— Exercise description —
Select the lines of the records containing the word "CARLO" and list them.

** START Data listing **

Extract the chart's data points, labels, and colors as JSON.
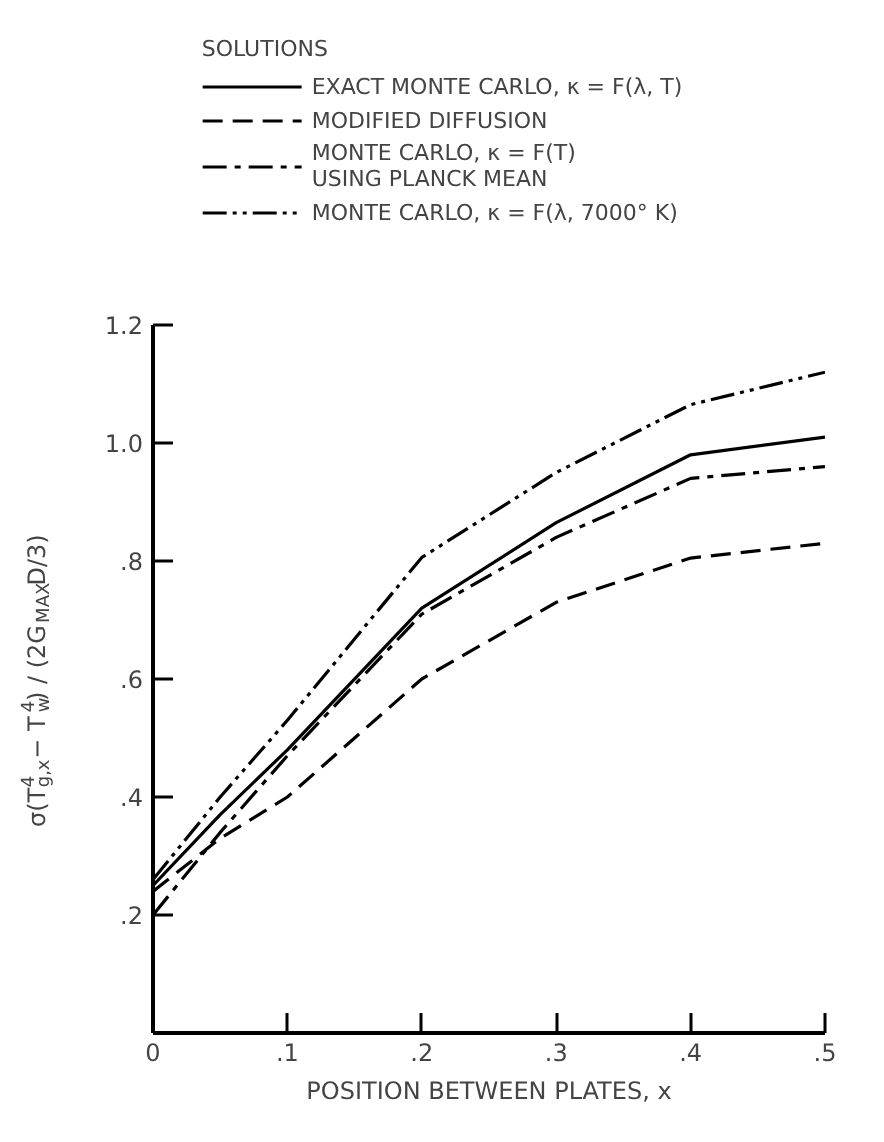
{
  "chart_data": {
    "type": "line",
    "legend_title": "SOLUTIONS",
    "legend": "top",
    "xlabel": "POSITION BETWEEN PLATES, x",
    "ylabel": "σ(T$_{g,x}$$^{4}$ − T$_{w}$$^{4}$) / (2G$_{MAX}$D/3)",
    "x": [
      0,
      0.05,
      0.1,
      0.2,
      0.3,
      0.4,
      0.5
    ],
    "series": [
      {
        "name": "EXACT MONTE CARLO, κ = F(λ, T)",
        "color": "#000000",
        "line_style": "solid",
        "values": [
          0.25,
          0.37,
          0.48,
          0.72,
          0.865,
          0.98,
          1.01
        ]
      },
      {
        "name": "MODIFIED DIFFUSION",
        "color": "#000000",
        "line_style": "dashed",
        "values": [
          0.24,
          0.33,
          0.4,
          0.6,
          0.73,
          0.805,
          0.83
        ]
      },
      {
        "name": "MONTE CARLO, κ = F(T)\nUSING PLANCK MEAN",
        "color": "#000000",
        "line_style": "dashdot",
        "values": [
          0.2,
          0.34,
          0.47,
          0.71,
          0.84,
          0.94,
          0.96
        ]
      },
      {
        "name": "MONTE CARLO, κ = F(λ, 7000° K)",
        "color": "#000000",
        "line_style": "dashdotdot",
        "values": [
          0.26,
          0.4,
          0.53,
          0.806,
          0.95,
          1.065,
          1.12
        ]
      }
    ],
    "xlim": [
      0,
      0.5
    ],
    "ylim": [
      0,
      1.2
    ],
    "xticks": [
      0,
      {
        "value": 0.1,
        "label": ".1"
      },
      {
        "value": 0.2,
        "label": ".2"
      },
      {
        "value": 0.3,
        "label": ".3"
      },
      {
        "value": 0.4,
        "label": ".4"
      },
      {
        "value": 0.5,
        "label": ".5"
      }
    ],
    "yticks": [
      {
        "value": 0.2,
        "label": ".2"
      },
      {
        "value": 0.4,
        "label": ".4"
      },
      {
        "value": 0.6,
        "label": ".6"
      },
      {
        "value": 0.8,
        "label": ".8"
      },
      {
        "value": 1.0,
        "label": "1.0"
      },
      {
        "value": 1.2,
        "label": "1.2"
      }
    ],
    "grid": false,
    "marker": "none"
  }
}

** END Data listing **
** START Data listing **

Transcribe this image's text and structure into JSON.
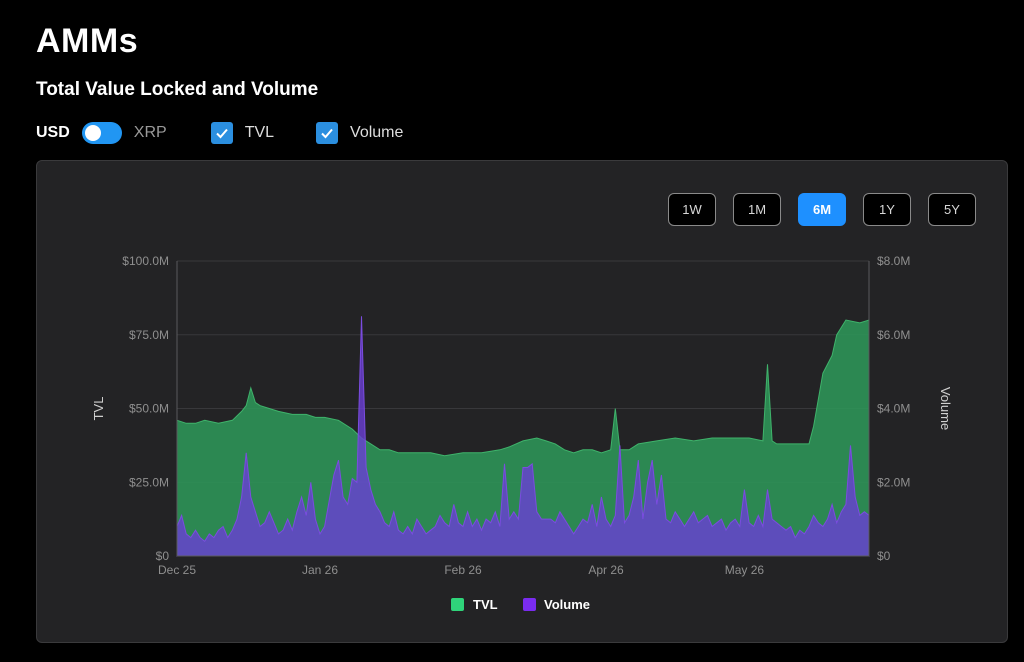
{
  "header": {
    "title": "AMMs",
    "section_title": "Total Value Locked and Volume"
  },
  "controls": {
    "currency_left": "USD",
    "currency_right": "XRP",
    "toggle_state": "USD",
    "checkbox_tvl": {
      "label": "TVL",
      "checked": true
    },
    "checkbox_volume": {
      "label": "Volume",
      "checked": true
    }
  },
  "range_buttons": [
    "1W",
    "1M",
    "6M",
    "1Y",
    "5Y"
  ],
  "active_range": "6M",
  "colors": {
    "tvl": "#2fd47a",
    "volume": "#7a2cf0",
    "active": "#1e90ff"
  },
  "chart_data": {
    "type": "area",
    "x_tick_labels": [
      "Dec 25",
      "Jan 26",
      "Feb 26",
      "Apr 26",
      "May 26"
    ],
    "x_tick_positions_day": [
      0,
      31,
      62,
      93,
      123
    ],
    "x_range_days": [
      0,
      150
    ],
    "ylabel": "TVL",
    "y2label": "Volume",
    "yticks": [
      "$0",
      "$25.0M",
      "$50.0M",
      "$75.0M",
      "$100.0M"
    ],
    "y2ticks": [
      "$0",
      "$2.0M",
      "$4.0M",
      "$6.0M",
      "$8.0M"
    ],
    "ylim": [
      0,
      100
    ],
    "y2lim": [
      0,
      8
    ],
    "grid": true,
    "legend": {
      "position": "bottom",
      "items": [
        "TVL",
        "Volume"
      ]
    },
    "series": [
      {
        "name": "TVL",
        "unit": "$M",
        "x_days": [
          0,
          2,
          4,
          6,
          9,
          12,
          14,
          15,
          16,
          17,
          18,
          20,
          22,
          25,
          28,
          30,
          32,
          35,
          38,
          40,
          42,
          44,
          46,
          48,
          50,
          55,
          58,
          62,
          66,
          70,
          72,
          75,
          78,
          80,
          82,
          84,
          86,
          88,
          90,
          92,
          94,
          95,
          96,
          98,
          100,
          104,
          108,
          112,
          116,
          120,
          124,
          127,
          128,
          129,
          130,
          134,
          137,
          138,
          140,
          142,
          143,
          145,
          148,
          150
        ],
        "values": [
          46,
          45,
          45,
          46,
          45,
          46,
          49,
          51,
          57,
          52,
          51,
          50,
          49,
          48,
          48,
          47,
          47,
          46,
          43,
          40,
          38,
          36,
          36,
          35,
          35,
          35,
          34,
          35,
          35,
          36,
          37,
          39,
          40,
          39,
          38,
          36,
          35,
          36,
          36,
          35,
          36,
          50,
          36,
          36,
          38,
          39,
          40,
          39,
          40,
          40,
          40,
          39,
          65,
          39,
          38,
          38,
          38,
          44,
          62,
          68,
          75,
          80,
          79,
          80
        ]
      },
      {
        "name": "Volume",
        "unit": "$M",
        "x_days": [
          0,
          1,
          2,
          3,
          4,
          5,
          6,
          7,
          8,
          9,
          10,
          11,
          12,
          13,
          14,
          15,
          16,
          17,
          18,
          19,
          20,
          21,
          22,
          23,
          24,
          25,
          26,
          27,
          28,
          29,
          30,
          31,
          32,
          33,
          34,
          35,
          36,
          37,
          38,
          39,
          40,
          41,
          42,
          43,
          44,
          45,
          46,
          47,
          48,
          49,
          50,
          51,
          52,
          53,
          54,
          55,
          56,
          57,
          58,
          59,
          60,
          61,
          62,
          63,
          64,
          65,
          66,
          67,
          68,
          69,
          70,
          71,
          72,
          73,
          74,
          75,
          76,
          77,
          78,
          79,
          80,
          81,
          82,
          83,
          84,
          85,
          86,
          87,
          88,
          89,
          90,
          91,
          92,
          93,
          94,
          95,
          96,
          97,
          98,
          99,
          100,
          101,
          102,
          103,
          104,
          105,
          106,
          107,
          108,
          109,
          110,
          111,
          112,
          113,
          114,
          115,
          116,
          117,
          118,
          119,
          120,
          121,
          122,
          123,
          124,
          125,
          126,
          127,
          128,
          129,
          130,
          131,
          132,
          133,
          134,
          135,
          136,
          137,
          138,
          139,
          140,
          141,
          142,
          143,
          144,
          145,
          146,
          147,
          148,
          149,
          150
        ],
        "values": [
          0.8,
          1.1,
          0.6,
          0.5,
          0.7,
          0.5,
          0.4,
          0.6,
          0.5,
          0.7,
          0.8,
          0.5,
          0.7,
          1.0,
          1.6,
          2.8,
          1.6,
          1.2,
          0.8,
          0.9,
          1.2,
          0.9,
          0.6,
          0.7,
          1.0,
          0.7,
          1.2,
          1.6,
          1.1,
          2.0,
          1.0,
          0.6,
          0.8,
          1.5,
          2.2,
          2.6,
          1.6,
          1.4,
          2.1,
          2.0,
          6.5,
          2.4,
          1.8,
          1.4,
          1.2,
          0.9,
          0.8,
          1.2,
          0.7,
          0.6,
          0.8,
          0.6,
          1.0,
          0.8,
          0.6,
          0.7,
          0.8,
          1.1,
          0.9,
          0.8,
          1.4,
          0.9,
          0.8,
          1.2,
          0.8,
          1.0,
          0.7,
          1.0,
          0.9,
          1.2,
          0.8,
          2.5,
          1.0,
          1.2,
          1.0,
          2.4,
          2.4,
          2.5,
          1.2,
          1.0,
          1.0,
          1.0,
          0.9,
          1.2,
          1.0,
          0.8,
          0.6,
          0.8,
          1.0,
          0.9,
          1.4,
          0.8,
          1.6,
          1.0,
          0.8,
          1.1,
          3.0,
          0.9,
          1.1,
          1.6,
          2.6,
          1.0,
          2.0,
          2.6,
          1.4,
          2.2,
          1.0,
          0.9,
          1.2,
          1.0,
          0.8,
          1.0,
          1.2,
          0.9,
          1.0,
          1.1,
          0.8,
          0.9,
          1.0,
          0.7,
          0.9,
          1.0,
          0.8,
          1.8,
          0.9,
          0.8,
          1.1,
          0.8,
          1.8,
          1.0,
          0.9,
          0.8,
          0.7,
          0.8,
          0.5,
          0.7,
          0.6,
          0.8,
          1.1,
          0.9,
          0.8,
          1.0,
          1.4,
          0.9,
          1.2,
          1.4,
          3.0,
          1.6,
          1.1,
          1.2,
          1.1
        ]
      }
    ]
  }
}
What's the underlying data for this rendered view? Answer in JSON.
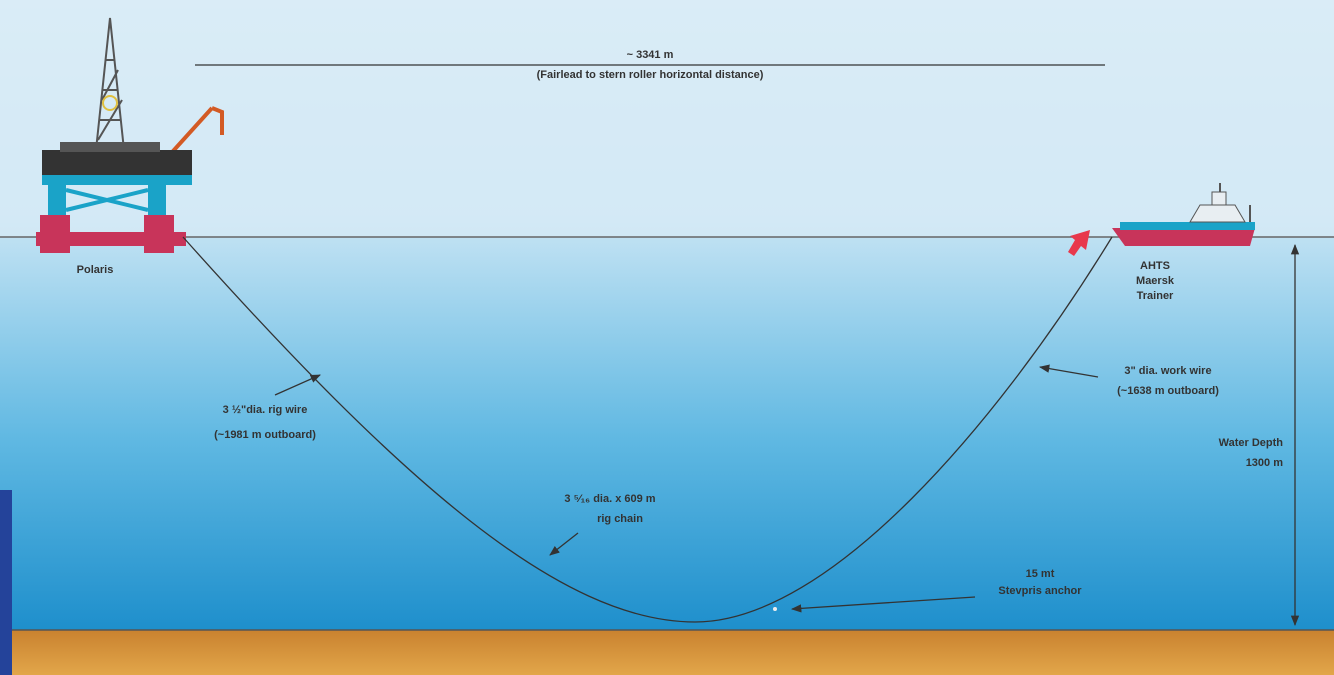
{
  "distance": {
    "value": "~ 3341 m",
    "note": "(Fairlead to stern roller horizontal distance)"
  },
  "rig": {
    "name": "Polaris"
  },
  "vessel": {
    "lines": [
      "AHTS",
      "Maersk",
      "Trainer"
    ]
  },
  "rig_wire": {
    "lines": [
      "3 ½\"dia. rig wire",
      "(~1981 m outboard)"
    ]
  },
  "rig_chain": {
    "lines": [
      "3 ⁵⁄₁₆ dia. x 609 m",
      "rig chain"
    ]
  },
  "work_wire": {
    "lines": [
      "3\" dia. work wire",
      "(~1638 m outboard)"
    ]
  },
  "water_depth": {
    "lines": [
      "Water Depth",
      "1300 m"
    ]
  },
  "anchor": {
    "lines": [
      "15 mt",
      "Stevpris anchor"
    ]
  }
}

** END Data listing **
** START Data listing **

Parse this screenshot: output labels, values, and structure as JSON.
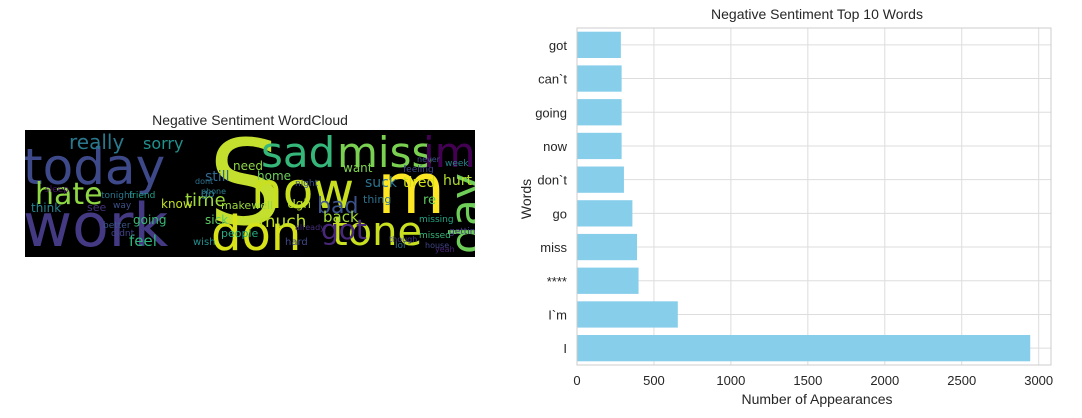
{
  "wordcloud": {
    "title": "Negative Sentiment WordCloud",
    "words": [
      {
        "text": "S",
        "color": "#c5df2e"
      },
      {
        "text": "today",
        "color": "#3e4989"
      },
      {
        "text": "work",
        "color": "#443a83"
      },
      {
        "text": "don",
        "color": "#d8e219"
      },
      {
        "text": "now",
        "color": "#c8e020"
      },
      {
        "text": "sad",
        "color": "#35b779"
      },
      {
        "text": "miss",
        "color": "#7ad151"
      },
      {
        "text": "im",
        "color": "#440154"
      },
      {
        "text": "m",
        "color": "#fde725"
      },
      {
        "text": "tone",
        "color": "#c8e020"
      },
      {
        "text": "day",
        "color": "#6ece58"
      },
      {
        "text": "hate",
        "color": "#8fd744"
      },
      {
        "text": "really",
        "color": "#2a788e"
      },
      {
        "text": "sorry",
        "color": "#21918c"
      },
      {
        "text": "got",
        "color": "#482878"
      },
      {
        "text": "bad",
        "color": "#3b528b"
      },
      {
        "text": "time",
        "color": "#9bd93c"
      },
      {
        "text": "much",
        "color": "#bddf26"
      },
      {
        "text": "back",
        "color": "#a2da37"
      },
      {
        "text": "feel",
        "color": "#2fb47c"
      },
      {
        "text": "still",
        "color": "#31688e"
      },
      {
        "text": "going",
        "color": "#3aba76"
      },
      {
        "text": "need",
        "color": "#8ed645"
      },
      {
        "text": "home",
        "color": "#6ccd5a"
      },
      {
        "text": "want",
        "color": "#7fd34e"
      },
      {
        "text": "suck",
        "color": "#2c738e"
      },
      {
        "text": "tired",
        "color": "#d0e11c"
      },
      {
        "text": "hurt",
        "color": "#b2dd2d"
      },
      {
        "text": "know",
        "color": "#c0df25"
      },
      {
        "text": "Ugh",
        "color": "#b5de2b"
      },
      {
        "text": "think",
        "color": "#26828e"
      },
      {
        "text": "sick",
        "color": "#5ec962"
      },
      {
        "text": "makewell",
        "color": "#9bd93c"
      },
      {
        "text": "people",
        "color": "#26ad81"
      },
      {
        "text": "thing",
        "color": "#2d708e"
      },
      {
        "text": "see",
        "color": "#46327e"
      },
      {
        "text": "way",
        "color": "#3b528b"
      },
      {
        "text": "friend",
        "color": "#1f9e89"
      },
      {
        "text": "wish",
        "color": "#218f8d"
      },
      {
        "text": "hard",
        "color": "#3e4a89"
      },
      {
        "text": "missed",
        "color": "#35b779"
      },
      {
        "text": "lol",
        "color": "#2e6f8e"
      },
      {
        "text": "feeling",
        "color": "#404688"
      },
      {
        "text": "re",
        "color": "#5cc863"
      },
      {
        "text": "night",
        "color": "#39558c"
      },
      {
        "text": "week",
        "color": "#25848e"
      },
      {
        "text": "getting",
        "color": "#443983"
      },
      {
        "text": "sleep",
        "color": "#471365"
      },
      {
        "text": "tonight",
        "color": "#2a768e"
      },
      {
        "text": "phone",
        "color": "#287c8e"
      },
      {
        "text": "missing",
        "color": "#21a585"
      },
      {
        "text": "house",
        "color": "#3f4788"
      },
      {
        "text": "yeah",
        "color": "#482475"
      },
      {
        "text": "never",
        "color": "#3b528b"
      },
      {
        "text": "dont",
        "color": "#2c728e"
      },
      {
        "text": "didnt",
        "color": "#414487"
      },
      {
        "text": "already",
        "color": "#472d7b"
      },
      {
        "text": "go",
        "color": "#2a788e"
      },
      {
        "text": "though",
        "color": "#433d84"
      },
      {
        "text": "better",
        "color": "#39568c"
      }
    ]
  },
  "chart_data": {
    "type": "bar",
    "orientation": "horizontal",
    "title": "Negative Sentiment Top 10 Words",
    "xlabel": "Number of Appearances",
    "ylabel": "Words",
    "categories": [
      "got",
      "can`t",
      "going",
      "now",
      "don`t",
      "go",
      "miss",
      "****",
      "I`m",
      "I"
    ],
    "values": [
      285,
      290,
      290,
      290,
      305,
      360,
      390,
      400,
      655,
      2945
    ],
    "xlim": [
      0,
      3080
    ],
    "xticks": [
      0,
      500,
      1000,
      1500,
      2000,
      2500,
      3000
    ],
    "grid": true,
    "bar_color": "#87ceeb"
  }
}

** END Data listing **

— Output of the task —
        "name": "EXACT MONTE CARLO, κ = F(λ, T)",
        "name": "MONTE CARLO, κ = F(T)\nUSING PLANCK MEAN",
        "name": "MONTE CARLO, κ = F(λ, 7000° K)",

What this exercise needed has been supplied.